***** Data excerpts *****

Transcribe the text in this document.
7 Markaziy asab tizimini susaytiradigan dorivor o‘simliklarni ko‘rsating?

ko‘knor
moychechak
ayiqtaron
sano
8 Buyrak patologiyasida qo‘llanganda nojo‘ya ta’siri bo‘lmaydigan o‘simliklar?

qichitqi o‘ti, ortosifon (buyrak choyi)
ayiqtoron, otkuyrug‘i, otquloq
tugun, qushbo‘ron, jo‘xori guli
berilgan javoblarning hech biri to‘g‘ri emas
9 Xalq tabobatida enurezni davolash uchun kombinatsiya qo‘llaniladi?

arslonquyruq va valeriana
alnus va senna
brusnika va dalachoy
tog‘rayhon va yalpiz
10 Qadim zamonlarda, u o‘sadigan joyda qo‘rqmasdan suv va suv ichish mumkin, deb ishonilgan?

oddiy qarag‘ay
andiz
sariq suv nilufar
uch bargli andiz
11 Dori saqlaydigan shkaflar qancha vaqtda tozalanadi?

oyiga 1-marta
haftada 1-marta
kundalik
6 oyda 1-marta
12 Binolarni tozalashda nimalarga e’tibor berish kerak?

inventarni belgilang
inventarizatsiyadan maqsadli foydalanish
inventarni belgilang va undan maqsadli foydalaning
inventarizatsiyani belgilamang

*****

All of the data needs to be printed once more, exactly.

Transcribe the text in this document.
7 Markaziy asab tizimini susaytiradigan dorivor o‘simliklarni ko‘rsating?

ko‘knor
moychechak
ayiqtaron
sano
8 Buyrak patologiyasida qo‘llanganda nojo‘ya ta’siri bo‘lmaydigan o‘simliklar?

qichitqi o‘ti, ortosifon (buyrak choyi)
ayiqtoron, otkuyrug‘i, otquloq
tugun, qushbo‘ron, jo‘xori guli
berilgan javoblarning hech biri to‘g‘ri emas
9 Xalq tabobatida enurezni davolash uchun kombinatsiya qo‘llaniladi?

arslonquyruq va valeriana
alnus va senna
brusnika va dalachoy
tog‘rayhon va yalpiz
10 Qadim zamonlarda, u o‘sadigan joyda qo‘rqmasdan suv va suv ichish mumkin, deb ishonilgan?

oddiy qarag‘ay
andiz
sariq suv nilufar
uch bargli andiz
11 Dori saqlaydigan shkaflar qancha vaqtda tozalanadi?

oyiga 1-marta
haftada 1-marta
kundalik
6 oyda 1-marta
12 Binolarni tozalashda nimalarga e’tibor berish kerak?

inventarni belgilang
inventarizatsiyadan maqsadli foydalanish
inventarni belgilang va undan maqsadli foydalaning
inventarizatsiyani belgilamang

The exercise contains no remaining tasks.